INSTRUCTIONS TO FOLLOW:
From the entries below, list each line with "structure".

SUPPLIED RECORDS:

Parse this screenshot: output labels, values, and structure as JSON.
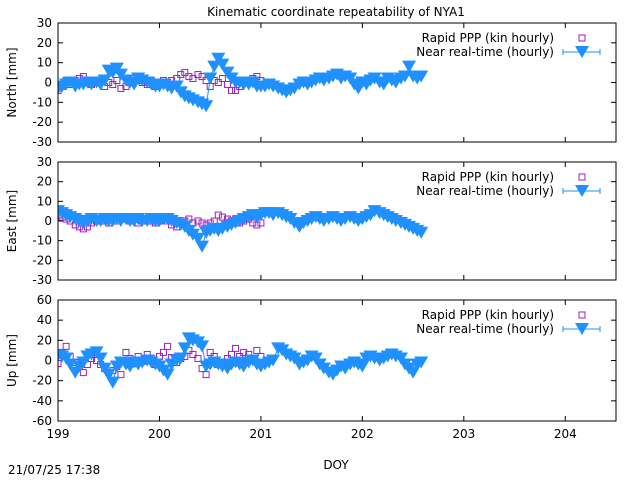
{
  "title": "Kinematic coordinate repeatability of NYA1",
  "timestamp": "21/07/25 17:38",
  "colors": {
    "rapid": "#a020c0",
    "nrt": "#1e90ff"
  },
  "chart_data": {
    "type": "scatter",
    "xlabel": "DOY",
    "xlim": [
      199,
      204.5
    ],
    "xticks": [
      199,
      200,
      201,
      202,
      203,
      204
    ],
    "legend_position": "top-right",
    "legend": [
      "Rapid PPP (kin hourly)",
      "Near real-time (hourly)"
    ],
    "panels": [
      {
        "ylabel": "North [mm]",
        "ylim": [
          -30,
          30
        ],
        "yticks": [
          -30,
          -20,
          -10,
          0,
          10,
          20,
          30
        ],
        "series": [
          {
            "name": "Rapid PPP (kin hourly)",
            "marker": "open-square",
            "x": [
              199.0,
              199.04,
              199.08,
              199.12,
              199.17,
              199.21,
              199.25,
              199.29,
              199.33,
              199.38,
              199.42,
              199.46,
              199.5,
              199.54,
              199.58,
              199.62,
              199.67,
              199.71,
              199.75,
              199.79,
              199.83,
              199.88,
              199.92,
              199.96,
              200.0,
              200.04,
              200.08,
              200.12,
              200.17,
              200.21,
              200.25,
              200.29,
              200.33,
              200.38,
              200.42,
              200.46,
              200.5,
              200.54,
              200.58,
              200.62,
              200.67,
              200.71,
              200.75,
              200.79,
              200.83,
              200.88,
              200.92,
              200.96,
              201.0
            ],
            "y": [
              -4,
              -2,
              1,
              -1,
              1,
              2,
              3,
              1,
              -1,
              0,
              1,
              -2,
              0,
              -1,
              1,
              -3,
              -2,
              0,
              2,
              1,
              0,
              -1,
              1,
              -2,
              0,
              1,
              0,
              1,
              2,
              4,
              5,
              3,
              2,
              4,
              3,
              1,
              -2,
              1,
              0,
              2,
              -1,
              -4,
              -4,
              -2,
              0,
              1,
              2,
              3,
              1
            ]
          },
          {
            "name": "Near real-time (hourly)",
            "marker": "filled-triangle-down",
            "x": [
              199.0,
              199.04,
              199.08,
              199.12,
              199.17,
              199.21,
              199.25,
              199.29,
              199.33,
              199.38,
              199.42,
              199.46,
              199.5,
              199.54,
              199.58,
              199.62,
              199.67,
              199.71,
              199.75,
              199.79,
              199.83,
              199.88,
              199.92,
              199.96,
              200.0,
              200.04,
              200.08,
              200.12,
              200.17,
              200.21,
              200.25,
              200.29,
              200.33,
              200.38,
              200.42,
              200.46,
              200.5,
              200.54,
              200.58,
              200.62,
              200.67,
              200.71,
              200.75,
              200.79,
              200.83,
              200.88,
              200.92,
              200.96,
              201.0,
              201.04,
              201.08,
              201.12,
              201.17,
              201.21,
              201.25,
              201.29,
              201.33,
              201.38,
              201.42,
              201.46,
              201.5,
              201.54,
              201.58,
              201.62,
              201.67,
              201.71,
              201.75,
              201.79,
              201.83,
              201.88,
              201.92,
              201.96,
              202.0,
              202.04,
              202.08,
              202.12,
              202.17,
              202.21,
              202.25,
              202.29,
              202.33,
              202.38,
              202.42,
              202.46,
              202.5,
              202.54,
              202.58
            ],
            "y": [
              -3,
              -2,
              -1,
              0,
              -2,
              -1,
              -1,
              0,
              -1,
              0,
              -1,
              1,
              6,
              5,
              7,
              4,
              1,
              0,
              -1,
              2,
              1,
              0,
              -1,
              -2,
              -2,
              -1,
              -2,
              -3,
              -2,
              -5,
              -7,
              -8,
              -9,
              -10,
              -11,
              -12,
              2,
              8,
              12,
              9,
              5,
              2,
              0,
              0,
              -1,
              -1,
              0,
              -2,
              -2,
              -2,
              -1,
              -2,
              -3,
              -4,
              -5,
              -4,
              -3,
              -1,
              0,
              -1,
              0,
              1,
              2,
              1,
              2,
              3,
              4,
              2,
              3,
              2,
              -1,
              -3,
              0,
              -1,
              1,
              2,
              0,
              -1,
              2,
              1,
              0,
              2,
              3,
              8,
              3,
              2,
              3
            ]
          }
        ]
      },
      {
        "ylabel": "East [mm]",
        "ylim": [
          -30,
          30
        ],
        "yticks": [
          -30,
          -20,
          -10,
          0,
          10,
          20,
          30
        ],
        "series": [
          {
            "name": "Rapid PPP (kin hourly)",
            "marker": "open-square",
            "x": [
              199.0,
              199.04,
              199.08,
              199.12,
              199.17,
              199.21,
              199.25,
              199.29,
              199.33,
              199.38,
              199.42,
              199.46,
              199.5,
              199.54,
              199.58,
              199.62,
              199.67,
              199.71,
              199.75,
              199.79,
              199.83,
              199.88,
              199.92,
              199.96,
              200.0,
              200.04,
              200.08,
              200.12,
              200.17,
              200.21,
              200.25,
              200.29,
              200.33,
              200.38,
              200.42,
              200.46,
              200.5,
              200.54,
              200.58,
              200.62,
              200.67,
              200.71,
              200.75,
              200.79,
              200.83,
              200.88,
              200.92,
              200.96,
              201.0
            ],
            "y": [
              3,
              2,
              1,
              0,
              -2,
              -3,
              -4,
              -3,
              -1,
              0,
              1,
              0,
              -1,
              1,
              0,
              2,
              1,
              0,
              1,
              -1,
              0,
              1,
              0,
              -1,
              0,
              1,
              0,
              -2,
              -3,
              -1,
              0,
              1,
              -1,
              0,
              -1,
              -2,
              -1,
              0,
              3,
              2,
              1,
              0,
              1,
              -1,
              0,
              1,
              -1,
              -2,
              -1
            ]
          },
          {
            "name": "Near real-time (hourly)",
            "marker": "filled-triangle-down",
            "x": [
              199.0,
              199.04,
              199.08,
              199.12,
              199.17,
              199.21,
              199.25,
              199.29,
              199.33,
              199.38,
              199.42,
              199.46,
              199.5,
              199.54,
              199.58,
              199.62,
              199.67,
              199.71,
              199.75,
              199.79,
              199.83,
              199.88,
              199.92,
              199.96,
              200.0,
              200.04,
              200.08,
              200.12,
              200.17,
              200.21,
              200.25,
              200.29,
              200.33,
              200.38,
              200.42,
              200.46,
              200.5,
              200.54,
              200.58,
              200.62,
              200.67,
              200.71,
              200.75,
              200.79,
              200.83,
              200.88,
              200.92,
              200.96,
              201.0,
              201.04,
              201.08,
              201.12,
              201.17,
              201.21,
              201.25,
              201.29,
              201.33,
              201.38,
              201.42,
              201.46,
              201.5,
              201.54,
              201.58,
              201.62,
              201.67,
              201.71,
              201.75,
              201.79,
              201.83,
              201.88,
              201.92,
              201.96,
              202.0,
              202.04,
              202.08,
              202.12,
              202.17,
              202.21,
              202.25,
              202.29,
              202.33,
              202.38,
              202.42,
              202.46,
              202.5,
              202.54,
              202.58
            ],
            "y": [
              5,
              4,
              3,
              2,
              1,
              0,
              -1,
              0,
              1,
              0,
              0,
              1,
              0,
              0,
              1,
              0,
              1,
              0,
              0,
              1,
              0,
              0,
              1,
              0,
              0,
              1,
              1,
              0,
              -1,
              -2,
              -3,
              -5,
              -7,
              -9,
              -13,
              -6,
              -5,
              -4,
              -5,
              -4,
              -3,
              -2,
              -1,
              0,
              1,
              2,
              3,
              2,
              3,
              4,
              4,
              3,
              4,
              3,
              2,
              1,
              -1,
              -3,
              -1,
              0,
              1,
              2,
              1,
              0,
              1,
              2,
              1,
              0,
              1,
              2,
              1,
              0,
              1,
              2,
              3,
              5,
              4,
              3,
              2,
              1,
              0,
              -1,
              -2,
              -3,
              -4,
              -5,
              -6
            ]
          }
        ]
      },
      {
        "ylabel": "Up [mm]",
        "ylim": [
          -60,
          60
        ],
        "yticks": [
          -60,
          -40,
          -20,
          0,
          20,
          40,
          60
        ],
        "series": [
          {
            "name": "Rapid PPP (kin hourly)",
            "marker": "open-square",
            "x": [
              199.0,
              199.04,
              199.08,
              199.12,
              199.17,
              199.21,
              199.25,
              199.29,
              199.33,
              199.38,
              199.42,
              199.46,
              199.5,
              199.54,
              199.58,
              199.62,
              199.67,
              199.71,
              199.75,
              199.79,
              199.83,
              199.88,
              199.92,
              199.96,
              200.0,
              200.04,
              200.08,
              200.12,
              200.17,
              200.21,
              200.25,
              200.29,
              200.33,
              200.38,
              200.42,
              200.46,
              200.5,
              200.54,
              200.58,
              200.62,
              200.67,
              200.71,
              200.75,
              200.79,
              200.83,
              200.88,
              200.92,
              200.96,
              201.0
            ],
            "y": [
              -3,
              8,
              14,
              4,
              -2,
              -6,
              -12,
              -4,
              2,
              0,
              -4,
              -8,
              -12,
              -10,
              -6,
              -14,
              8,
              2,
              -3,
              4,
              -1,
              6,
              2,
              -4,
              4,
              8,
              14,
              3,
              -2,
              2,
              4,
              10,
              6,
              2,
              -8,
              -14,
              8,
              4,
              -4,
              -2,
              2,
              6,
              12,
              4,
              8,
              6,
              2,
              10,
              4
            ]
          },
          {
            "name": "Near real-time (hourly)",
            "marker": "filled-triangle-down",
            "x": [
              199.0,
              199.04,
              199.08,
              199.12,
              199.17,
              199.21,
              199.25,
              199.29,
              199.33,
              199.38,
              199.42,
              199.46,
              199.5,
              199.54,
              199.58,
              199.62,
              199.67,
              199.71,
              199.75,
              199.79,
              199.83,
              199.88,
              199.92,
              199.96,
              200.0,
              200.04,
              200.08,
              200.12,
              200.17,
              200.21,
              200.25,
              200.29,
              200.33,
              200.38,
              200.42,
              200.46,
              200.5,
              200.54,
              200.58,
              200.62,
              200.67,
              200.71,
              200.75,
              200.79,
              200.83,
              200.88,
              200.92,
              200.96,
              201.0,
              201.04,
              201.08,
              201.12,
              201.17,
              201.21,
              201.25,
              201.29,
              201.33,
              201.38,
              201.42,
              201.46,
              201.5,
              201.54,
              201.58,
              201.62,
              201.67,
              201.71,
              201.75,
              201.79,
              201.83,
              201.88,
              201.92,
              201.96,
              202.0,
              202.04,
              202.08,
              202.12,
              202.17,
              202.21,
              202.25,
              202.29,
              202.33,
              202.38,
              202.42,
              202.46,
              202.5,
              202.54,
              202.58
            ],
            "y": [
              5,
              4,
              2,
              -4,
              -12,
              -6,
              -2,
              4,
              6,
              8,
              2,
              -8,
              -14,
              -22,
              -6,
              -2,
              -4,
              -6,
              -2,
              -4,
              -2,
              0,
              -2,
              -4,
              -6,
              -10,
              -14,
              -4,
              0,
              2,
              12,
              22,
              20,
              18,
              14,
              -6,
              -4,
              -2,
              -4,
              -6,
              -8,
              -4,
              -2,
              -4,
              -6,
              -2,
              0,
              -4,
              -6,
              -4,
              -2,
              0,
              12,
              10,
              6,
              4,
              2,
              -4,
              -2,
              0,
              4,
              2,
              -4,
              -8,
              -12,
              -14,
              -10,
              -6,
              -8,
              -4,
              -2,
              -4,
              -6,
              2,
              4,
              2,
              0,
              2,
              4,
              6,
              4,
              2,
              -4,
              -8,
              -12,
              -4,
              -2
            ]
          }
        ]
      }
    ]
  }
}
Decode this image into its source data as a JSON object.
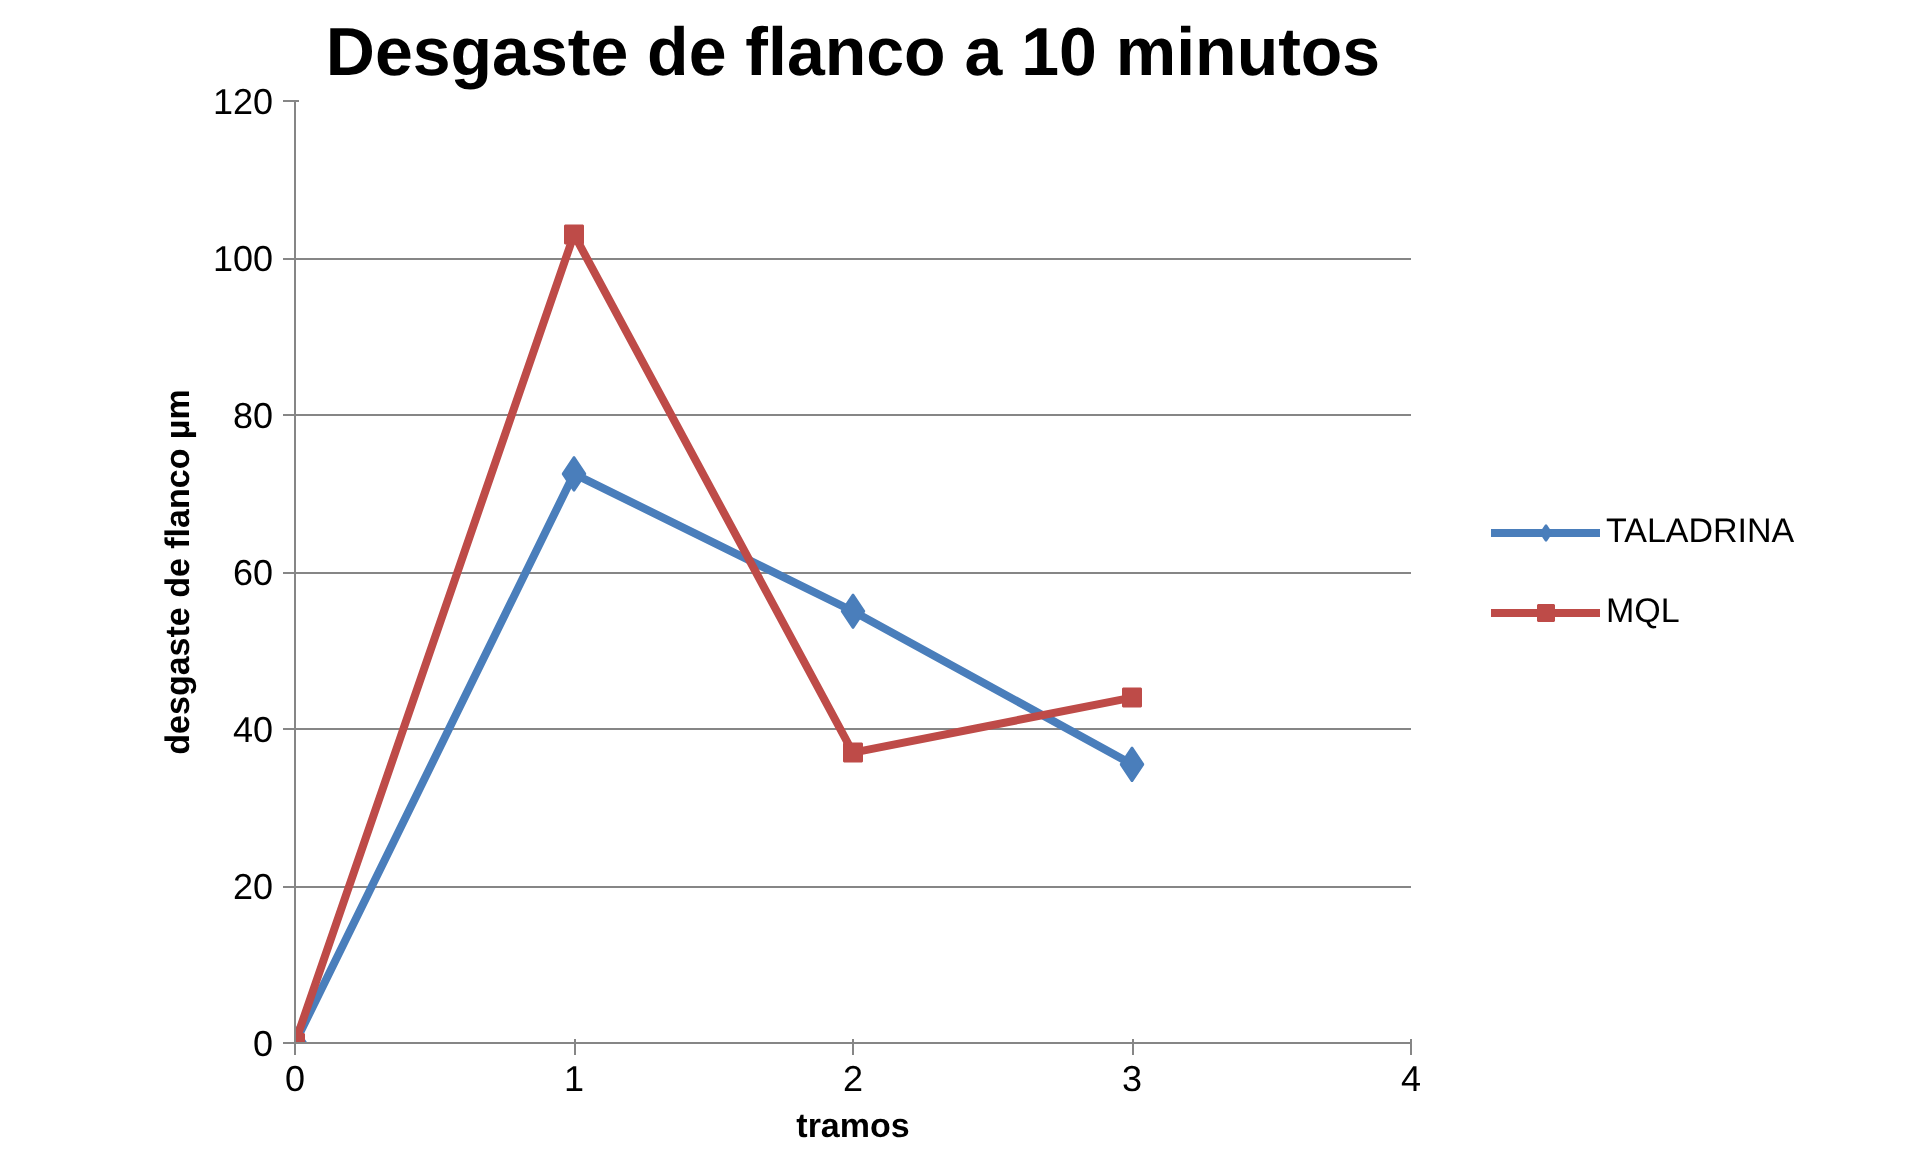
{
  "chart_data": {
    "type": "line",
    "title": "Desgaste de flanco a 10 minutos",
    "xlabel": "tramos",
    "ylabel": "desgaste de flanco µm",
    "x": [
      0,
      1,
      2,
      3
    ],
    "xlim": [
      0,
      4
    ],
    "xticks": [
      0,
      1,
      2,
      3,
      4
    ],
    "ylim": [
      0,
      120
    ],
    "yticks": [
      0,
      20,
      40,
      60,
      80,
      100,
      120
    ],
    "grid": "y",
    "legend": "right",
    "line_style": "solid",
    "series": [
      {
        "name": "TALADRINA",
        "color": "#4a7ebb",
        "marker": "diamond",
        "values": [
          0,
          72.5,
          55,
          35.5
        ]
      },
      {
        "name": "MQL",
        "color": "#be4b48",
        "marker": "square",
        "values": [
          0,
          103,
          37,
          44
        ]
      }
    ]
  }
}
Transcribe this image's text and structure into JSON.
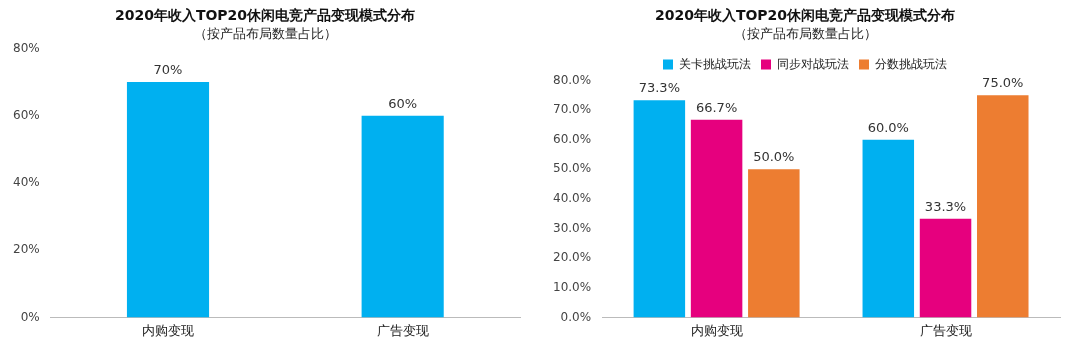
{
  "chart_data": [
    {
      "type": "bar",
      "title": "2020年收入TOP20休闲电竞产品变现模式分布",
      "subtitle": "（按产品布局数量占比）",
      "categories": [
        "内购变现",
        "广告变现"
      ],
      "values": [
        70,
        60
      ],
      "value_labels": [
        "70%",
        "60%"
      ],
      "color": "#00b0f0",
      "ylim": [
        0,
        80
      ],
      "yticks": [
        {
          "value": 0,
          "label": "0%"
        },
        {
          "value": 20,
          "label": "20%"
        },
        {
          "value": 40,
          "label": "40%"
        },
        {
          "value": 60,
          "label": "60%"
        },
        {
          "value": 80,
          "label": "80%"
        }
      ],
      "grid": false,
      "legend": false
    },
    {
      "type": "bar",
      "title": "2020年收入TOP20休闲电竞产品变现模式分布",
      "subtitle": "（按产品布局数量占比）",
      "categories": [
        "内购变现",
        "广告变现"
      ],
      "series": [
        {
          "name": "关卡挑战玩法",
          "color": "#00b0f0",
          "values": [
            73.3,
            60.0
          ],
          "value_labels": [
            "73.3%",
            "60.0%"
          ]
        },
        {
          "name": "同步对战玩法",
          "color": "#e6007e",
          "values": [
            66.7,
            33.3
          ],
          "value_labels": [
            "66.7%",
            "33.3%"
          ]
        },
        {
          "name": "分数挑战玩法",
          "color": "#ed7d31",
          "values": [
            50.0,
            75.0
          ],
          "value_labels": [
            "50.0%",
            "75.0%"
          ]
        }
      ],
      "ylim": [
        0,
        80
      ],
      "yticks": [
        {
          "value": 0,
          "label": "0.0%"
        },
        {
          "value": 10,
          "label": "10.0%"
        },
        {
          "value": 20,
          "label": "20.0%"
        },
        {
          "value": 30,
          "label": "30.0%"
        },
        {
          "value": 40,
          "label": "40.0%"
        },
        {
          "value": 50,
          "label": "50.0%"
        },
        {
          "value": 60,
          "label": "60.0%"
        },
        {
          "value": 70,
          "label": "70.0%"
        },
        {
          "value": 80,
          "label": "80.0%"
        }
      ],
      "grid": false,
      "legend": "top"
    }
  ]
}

WRITTEN RESPONSE:
Parse this screenshot: output labels, values, and structure as JSON.
Transcribe this image's text and structure into JSON.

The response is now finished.